#### Exercise instructions
Select the lines that contain "products" and copy each of them.

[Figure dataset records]

^^^^^^^^^^^^^^^^

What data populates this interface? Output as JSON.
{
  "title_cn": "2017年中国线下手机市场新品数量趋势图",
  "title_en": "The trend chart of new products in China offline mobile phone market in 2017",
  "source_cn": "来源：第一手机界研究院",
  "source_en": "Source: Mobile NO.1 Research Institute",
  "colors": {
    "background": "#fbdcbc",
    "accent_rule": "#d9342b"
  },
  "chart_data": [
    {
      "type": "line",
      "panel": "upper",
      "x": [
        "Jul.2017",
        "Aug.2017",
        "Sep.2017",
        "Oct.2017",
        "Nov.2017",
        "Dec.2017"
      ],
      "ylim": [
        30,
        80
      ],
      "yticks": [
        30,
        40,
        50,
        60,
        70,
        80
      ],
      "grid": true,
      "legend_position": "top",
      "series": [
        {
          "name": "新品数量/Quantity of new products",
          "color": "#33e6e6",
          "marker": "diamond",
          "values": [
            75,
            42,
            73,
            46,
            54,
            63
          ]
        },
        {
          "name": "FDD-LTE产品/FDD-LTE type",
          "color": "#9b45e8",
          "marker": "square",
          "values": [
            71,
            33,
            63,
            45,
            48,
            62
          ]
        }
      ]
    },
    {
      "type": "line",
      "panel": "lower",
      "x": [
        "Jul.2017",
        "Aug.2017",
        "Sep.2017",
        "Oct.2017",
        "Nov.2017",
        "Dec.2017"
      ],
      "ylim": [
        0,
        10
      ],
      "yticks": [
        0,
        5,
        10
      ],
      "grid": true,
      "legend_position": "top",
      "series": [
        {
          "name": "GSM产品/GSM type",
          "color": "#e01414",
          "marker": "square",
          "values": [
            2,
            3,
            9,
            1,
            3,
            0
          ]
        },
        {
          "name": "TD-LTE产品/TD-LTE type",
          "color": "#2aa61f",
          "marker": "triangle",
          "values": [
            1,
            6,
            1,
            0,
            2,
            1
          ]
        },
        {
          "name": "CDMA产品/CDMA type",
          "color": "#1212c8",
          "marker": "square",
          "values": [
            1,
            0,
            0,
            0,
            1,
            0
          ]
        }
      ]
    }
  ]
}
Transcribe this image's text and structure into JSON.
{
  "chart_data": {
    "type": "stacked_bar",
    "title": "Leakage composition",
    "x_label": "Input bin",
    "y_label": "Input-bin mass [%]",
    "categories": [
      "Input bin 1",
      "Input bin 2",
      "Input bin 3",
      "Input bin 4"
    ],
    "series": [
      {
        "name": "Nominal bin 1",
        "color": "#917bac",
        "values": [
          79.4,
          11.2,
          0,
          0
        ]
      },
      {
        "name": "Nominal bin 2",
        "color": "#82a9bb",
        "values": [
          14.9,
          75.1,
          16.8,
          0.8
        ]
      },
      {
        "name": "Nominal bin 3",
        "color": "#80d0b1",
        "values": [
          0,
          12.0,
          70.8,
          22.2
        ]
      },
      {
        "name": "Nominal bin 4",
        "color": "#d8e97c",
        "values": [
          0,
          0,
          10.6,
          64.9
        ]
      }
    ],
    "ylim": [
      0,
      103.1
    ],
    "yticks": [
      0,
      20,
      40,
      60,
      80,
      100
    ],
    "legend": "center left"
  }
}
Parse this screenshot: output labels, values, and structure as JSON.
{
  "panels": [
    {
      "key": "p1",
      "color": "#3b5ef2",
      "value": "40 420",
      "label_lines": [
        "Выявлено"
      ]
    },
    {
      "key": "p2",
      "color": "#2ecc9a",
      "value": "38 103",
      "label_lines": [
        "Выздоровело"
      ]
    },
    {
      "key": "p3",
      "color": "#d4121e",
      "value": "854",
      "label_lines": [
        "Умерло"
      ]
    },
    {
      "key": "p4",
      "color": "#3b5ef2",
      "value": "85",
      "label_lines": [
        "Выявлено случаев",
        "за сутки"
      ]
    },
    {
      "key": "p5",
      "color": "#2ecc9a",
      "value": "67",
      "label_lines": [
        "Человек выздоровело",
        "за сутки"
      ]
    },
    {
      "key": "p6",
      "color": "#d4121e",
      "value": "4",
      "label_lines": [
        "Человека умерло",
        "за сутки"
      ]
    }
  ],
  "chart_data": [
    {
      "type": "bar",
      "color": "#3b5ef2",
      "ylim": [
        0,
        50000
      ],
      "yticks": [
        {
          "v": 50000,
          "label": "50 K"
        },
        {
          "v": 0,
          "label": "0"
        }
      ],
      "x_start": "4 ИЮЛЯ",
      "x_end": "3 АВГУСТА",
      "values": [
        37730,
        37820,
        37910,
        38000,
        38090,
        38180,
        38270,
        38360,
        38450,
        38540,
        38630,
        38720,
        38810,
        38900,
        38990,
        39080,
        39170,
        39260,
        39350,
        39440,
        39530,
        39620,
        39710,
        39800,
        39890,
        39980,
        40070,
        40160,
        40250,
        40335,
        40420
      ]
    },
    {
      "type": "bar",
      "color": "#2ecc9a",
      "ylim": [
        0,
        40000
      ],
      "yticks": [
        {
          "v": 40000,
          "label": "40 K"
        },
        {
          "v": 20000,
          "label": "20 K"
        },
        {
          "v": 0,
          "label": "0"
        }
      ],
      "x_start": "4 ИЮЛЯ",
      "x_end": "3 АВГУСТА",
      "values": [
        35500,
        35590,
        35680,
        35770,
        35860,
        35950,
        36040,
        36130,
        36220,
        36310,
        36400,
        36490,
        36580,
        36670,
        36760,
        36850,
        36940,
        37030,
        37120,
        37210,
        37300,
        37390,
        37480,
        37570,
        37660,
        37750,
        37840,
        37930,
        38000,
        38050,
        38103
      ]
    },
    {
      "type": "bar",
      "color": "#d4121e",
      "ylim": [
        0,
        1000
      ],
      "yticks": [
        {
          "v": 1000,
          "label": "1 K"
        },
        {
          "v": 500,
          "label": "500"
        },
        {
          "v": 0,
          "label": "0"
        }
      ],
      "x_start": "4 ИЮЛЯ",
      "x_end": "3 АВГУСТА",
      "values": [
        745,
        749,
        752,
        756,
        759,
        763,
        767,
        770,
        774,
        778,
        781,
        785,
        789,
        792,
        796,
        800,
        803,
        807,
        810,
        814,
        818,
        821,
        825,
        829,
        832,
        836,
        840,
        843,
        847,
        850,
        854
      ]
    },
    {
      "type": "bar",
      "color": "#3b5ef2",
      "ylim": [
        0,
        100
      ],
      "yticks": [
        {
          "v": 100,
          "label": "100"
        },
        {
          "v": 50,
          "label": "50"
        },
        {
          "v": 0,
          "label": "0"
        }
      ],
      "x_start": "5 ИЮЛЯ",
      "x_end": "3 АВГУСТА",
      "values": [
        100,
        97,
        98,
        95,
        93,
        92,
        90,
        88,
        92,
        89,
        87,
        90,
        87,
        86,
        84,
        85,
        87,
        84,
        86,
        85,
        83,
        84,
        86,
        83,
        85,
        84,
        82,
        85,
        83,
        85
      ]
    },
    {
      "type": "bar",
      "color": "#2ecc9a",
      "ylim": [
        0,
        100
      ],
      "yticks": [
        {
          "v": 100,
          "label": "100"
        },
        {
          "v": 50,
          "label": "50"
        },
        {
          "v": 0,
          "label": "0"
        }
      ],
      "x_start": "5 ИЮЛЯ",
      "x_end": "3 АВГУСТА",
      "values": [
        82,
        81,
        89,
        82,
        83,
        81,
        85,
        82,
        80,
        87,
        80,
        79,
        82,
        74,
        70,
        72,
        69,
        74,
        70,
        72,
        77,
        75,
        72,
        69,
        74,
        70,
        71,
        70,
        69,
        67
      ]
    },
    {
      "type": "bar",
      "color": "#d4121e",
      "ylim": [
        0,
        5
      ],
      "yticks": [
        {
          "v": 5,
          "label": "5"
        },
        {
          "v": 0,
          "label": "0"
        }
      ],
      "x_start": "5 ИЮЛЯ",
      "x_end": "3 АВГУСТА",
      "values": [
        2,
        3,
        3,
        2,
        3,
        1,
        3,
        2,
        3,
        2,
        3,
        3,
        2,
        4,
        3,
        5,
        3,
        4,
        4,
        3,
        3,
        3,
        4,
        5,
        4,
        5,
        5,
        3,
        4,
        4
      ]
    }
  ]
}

^^^^^^^^^^^^^^^^

#### Written response
  "title_en": "The trend chart of new products in China offline mobile phone market in 2017",
          "name": "新品数量/Quantity of new products",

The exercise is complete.